— Start EXCERPTED DATA —

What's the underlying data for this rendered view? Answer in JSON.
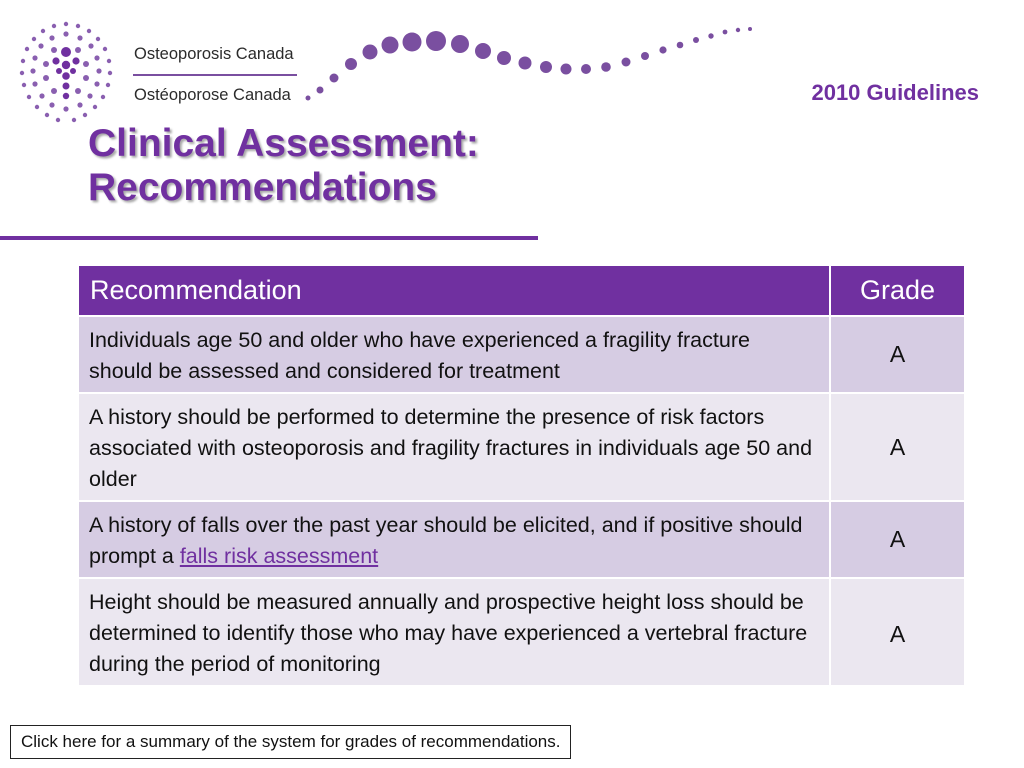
{
  "header": {
    "org_name_en": "Osteoporosis Canada",
    "org_name_fr": "Ostéoporose Canada",
    "guidelines_label": "2010 Guidelines",
    "logo_icon": "osteoporosis-canada-logo-icon",
    "brand_color": "#7030a0"
  },
  "slide": {
    "title_line1": "Clinical Assessment:",
    "title_line2": "Recommendations"
  },
  "table": {
    "header_recommendation": "Recommendation",
    "header_grade": "Grade",
    "rows": [
      {
        "text": "Individuals age 50 and older who have experienced a fragility fracture should be assessed and considered for treatment",
        "grade": "A"
      },
      {
        "text": "A history should be performed to determine the presence of risk factors associated with osteoporosis and fragility fractures in individuals age 50 and older",
        "grade": "A"
      },
      {
        "text_before_link": "A history of falls over the past year should be elicited, and if positive should prompt a ",
        "link_text": "falls risk assessment",
        "grade": "A"
      },
      {
        "text": "Height should be measured annually and prospective height loss should be determined to identify those who may have experienced a vertebral fracture during the period of monitoring",
        "grade": "A"
      }
    ]
  },
  "footer": {
    "summary_link": "Click here for a summary of the system for grades of recommendations."
  }
}
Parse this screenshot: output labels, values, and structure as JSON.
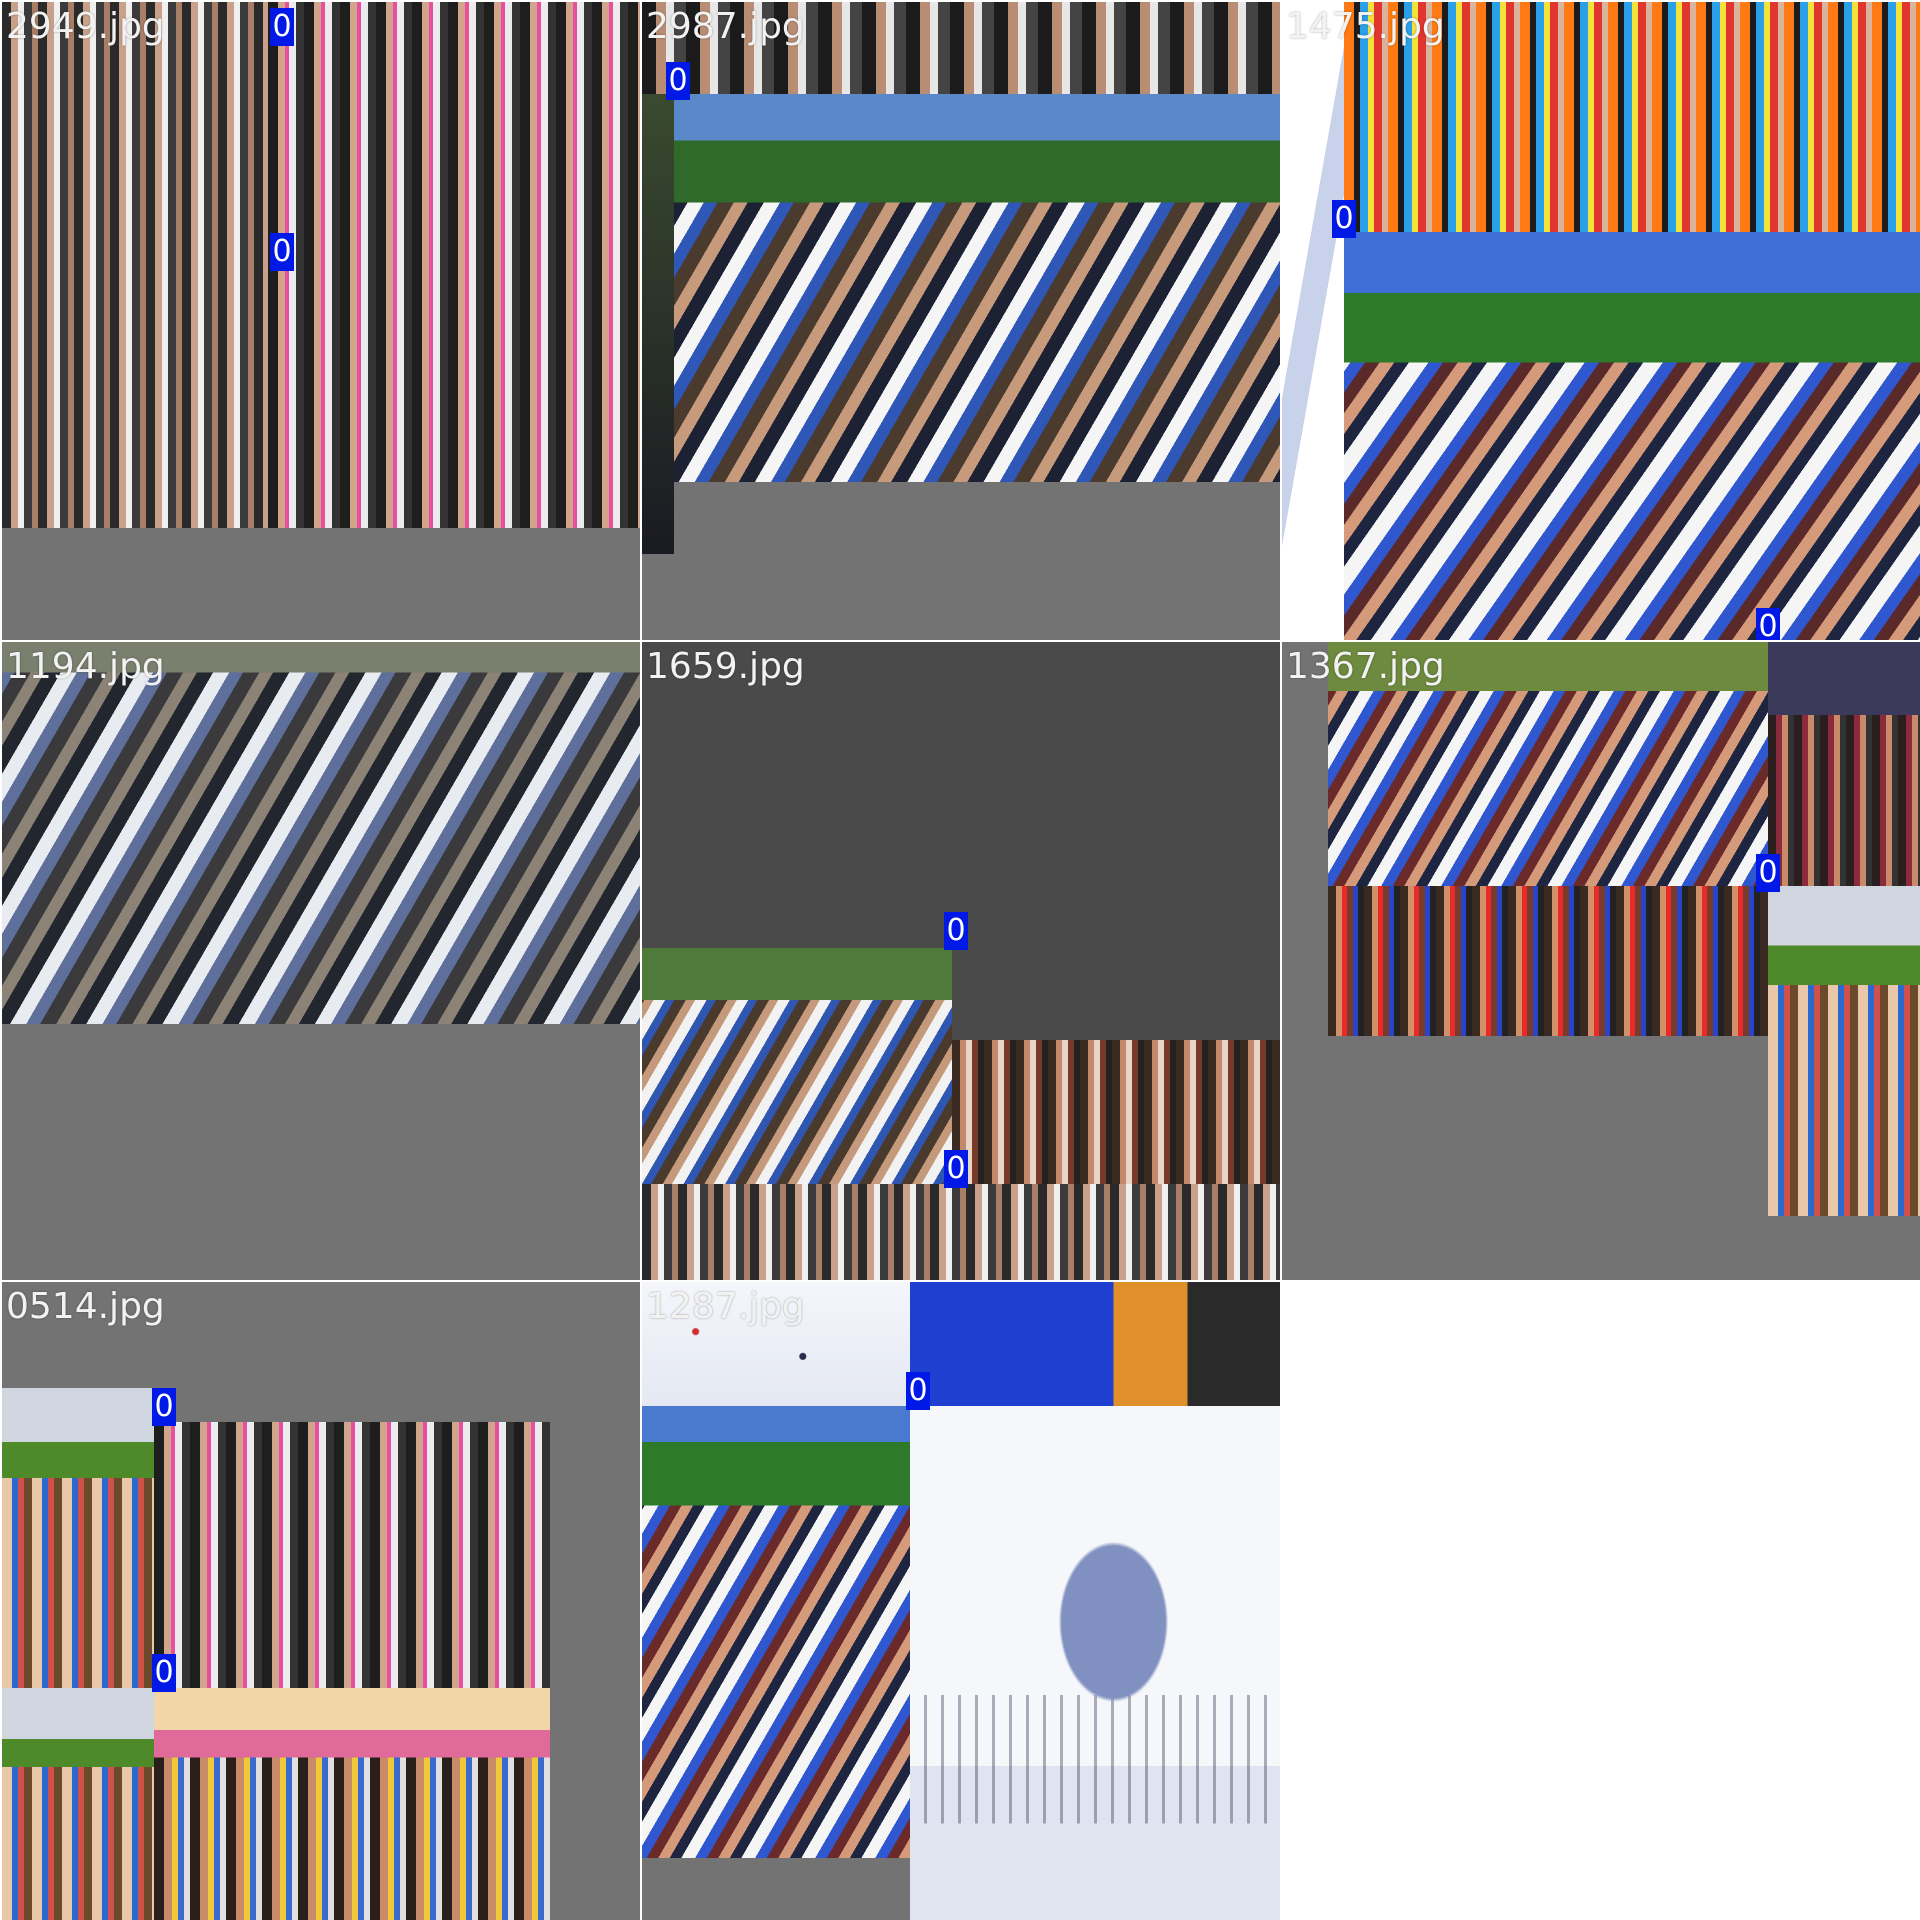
{
  "grid": {
    "tiles": [
      {
        "filename": "2949.jpg",
        "labels": [
          "0",
          "0"
        ]
      },
      {
        "filename": "2987.jpg",
        "labels": [
          "0"
        ]
      },
      {
        "filename": "1475.jpg",
        "labels": [
          "0",
          "0"
        ]
      },
      {
        "filename": "1194.jpg",
        "labels": []
      },
      {
        "filename": "1659.jpg",
        "labels": [
          "0",
          "0"
        ]
      },
      {
        "filename": "1367.jpg",
        "labels": [
          "0"
        ]
      },
      {
        "filename": "0514.jpg",
        "labels": [
          "0",
          "0"
        ]
      },
      {
        "filename": "1287.jpg",
        "labels": [
          "0"
        ]
      }
    ]
  },
  "colors": {
    "padding_gray": "#737373",
    "dark_gray": "#4a4a4a",
    "badge_blue": "#0019e6"
  }
}
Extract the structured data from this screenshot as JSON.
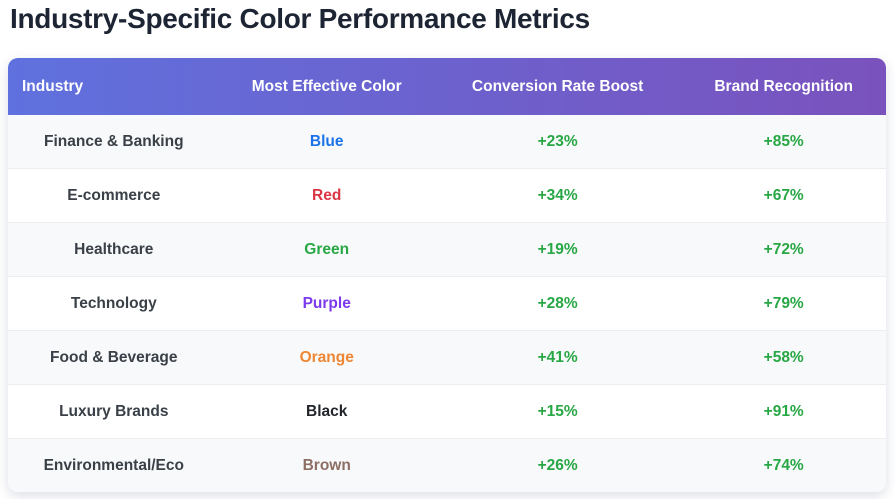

— End EXCERPTED DATA —

WHAT NEEDS TO BE DONE: Each entry above is to be written out again unchanged, apart from the pictures, which are left out.

FINAL RESULT:
What's the underlying data for this rendered view? Answer in JSON.
{
  "header": {
    "org_name_en": "Osteoporosis Canada",
    "org_name_fr": "Ostéoporose Canada",
    "guidelines_label": "2010 Guidelines",
    "logo_icon": "osteoporosis-canada-logo-icon",
    "brand_color": "#7030a0"
  },
  "slide": {
    "title_line1": "Clinical Assessment:",
    "title_line2": "Recommendations"
  },
  "table": {
    "header_recommendation": "Recommendation",
    "header_grade": "Grade",
    "rows": [
      {
        "text": "Individuals age 50 and older who have experienced a fragility fracture should be assessed and considered for treatment",
        "grade": "A"
      },
      {
        "text": "A history should be performed to determine the presence of risk factors associated with osteoporosis and fragility fractures in individuals age 50 and older",
        "grade": "A"
      },
      {
        "text_before_link": "A history of falls over the past year should be elicited, and if positive should prompt a ",
        "link_text": "falls risk assessment",
        "grade": "A"
      },
      {
        "text": "Height should be measured annually and prospective height loss should be determined to identify those who may have experienced a vertebral fracture during the period of monitoring",
        "grade": "A"
      }
    ]
  },
  "footer": {
    "summary_link": "Click here for a summary of the system for grades of recommendations."
  }
}
Parse this screenshot: output labels, values, and structure as JSON.
{
  "grid": {
    "tiles": [
      {
        "filename": "2949.jpg",
        "labels": [
          "0",
          "0"
        ]
      },
      {
        "filename": "2987.jpg",
        "labels": [
          "0"
        ]
      },
      {
        "filename": "1475.jpg",
        "labels": [
          "0",
          "0"
        ]
      },
      {
        "filename": "1194.jpg",
        "labels": []
      },
      {
        "filename": "1659.jpg",
        "labels": [
          "0",
          "0"
        ]
      },
      {
        "filename": "1367.jpg",
        "labels": [
          "0"
        ]
      },
      {
        "filename": "0514.jpg",
        "labels": [
          "0",
          "0"
        ]
      },
      {
        "filename": "1287.jpg",
        "labels": [
          "0"
        ]
      }
    ]
  },
  "colors": {
    "padding_gray": "#737373",
    "dark_gray": "#4a4a4a",
    "badge_blue": "#0019e6"
  }
}
Extract the structured data from this screenshot as JSON.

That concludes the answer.